[Collected data]

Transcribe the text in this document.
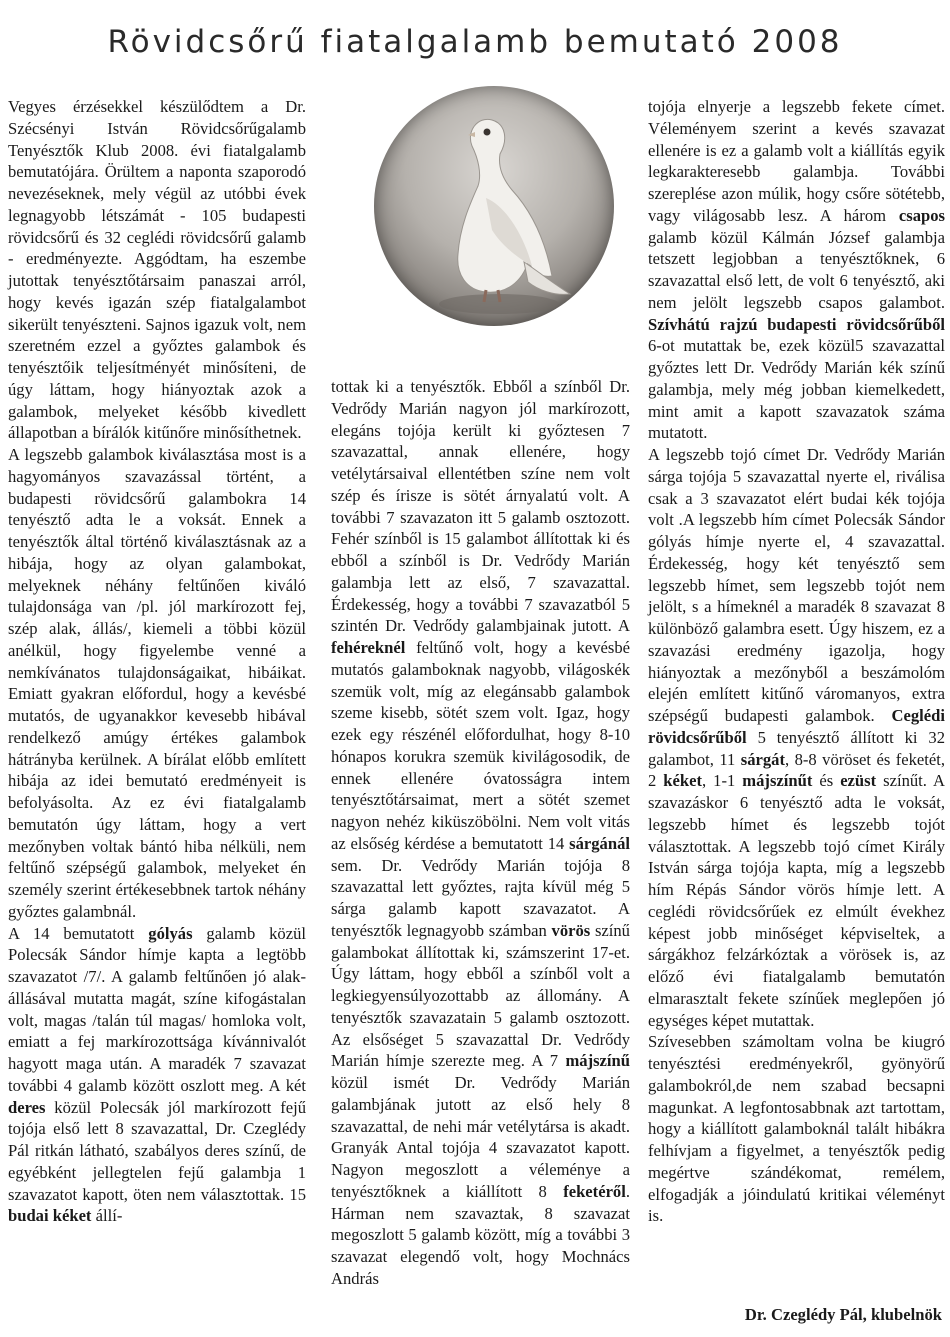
Rövidcsőrű fiatalgalamb bemutató 2008

Vegyes érzésekkel készülődtem a Dr. Szécsényi István Rövidcsőrűgalamb Tenyésztők Klub 2008. évi fiatalgalamb bemutatójára. Örültem a naponta szaporodó nevezéseknek, mely végül az utóbbi évek legnagyobb létszámát - 105 budapesti rövidcsőrű és 32 ceglédi rövidcsőrű galamb - eredményezte. Aggódtam, ha eszembe jutottak tenyésztőtársaim panaszai arról, hogy kevés igazán szép fiatalgalambot sikerült tenyészteni. Sajnos igazuk volt, nem szeretném ezzel a győztes galambok és tenyésztőik teljesítményét minősíteni, de úgy láttam, hogy hiányoztak azok a galambok, melyeket később kivedlett állapotban a bírálók kitűnőre minősíthetnek.

A legszebb galambok kiválasztása most is a hagyományos szavazással történt, a budapesti rövidcsőrű galambokra 14 tenyésztő adta le a voksát. Ennek a tenyésztők által történő kiválasztásnak az a hibája, hogy az olyan galambokat, melyeknek néhány feltűnően kiváló tulajdonsága van /pl. jól markírozott fej, szép alak, állás/, kiemeli a többi közül anélkül, hogy figyelembe venné a nemkívánatos tulajdonságaikat, hibáikat. Emiatt gyakran előfordul, hogy a kevésbé mutatós, de ugyanakkor kevesebb hibával rendelkező amúgy értékes galambok hátrányba kerülnek. A bírálat előbb említett hibája az idei bemutató eredményeit is befolyásolta. Az ez évi fiatalgalamb bemutatón úgy láttam, hogy a vert mezőnyben voltak bántó hiba nélküli, nem feltűnő szépségű galambok, melyeket én személy szerint értékesebbnek tartok néhány győztes galambnál.

A 14 bemutatott gólyás galamb közül Polecsák Sándor hímje kapta a legtöbb szavazatot /7/. A galamb feltűnően jó alak-állásával mutatta magát, színe kifogástalan volt, magas /talán túl magas/ homloka volt, emiatt a fej markírozottsága kívánnivalót hagyott maga után. A maradék 7 szavazat további 4 galamb között oszlott meg. A két deres közül Polecsák jól markírozott fejű tojója első lett 8 szavazattal, Dr. Czeglédy Pál ritkán látható, szabályos deres színű, de egyébként jellegtelen fejű galambja 1 szavazatot kapott, öten nem választottak. 15 budai kéket állí-

tottak ki a tenyésztők. Ebből a színből Dr. Vedrődy Marián nagyon jól markírozott, elegáns tojója került ki győztesen 7 szavazattal, annak ellenére, hogy vetélytársaival ellentétben színe nem volt szép és írisze is sötét árnyalatú volt. A további 7 szavazaton itt 5 galamb osztozott. Fehér színből is 15 galambot állítottak ki és ebből a színből is Dr. Vedrődy Marián galambja lett az első, 7 szavazattal. Érdekesség, hogy a további 7 szavazatból 5 szintén Dr. Vedrődy galambjainak jutott. A fehéreknél feltűnő volt, hogy a kevésbé mutatós galamboknak nagyobb, világoskék szemük volt, míg az elegánsabb galambok szeme kisebb, sötét szem volt. Igaz, hogy ezek egy részénél előfordulhat, hogy 8-10 hónapos korukra szemük kivilágosodik, de ennek ellenére óvatosságra intem tenyésztőtársaimat, mert a sötét szemet nagyon nehéz kiküszöbölni. Nem volt vitás az elsőség kérdése a bemutatott 14 sárgánál sem. Dr. Vedrődy Marián tojója 8 szavazattal lett győztes, rajta kívül még 5 sárga galamb kapott szavazatot. A tenyésztők legnagyobb számban vörös színű galambokat állítottak ki, számszerint 17-et. Úgy láttam, hogy ebből a színből volt a legkiegyensúlyozottabb az állomány. A tenyésztők szavazatain 5 galamb osztozott. Az elsőséget 5 szavazattal Dr. Vedrődy Marián hímje szerezte meg. A 7 májszínű közül ismét Dr. Vedrődy Marián galambjának jutott az első hely 8 szavazattal, de nehi már vetélytársa is akadt. Granyák Antal tojója 4 szavazatot kapott. Nagyon megoszlott a véleménye a tenyésztőknek a kiállított 8 feketéről. Hárman nem szavaztak, 8 szavazat megoszlott 5 galamb között, míg a további 3 szavazat elegendő volt, hogy Mochnács András

tojója elnyerje a legszebb fekete címet. Véleményem szerint a kevés szavazat ellenére is ez a galamb volt a kiállítás egyik legkarakteresebb galambja. További szereplése azon múlik, hogy csőre sötétebb, vagy világosabb lesz. A három csapos galamb közül Kálmán József galambja tetszett legjobban a tenyésztőknek, 6 szavazattal első lett, de volt 6 tenyésztő, aki nem jelölt legszebb csapos galambot. Szívhátú rajzú budapesti rövidcsőrűből 6-ot mutattak be, ezek közül5 szavazattal győztes lett Dr. Vedrődy Marián kék színű galambja, mely még jobban kiemelkedett, mint amit a kapott szavazatok száma mutatott.

A legszebb tojó címet Dr. Vedrődy Marián sárga tojója 5 szavazattal nyerte el, riválisa csak a 3 szavazatot elért budai kék tojója volt .A legszebb hím címet Polecsák Sándor gólyás hímje nyerte el, 4 szavazattal. Érdekesség, hogy két tenyésztő sem legszebb hímet, sem legszebb tojót nem jelölt, s a hímeknél a maradék 8 szavazat 8 különböző galambra esett. Úgy hiszem, ez a szavazási eredmény igazolja, hogy hiányoztak a mezőnyből a beszámolóm elején említett kitűnő váromanyos, extra szépségű budapesti galambok. Ceglédi rövidcsőrűből 5 tenyésztő állított ki 32 galambot, 11 sárgát, 8-8 vöröset és feketét, 2 kéket, 1-1 májszínűt és ezüst színűt. A szavazáskor 6 tenyésztő adta le voksát, legszebb hímet és legszebb tojót választottak. A legszebb tojó címet Király István sárga tojója kapta, míg a legszebb hím Répás Sándor vörös hímje lett. A ceglédi rövidcsőrűek ez elmúlt évekhez képest jobb minőséget képviseltek, a sárgákhoz felzárkóztak a vörösek is, az előző évi fiatalgalamb bemutatón elmarasztalt fekete színűek meglepően jó egységes képet mutattak.

Szívesebben számoltam volna be kiugró tenyésztési eredményekről, gyönyörű galambokról,de nem szabad becsapni magunkat. A legfontosabbnak azt tartottam, hogy a kiállított galamboknál talált hibákra felhívjam a figyelmet, a tenyésztők pedig megértve szándékomat, remélem, elfogadják a jóindulatú kritikai véleményt is.

Dr. Czeglédy Pál, klubelnök
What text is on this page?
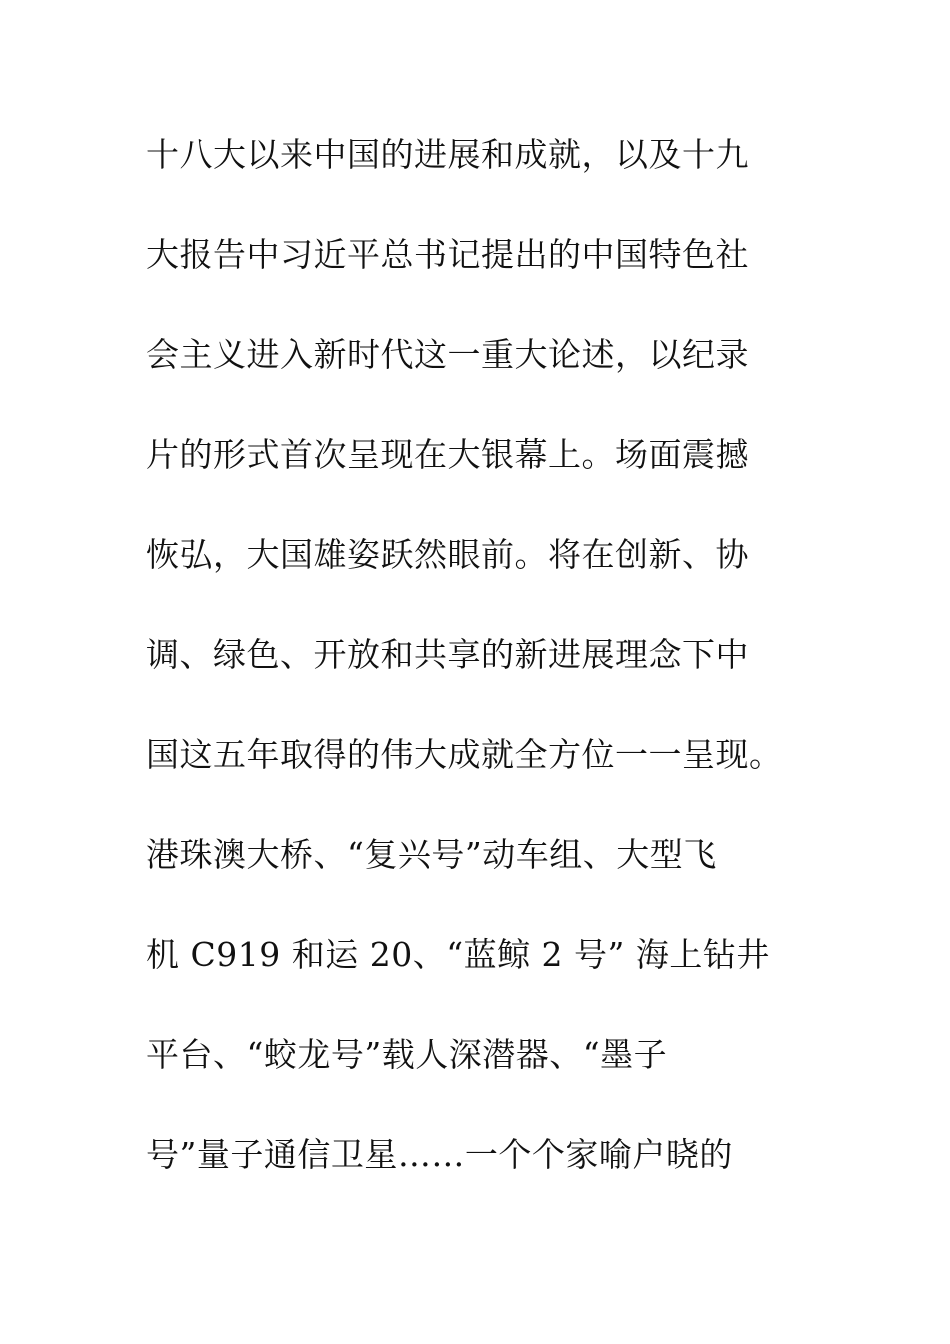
十八大以来中国的进展和成就，以及十九
大报告中习近平总书记提出的中国特色社
会主义进入新时代这一重大论述，以纪录
片的形式首次呈现在大银幕上。场面震撼
恢弘，大国雄姿跃然眼前。将在创新、协
调、绿色、开放和共享的新进展理念下中
国这五年取得的伟大成就全方位一一呈现。
港珠澳大桥、“复兴号”动车组、大型飞
机 C919 和运 20、“蓝鲸 2 号” 海上钻井
平台、“蛟龙号”载人深潜器、“墨子
号”量子通信卫星……一个个家喻户晓的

WORK REQUIRED>
Look above for lines with the word "this" and copy them all.

WRITTEN SOLUTION>
Transcribe the text in this document.
What text is on this page?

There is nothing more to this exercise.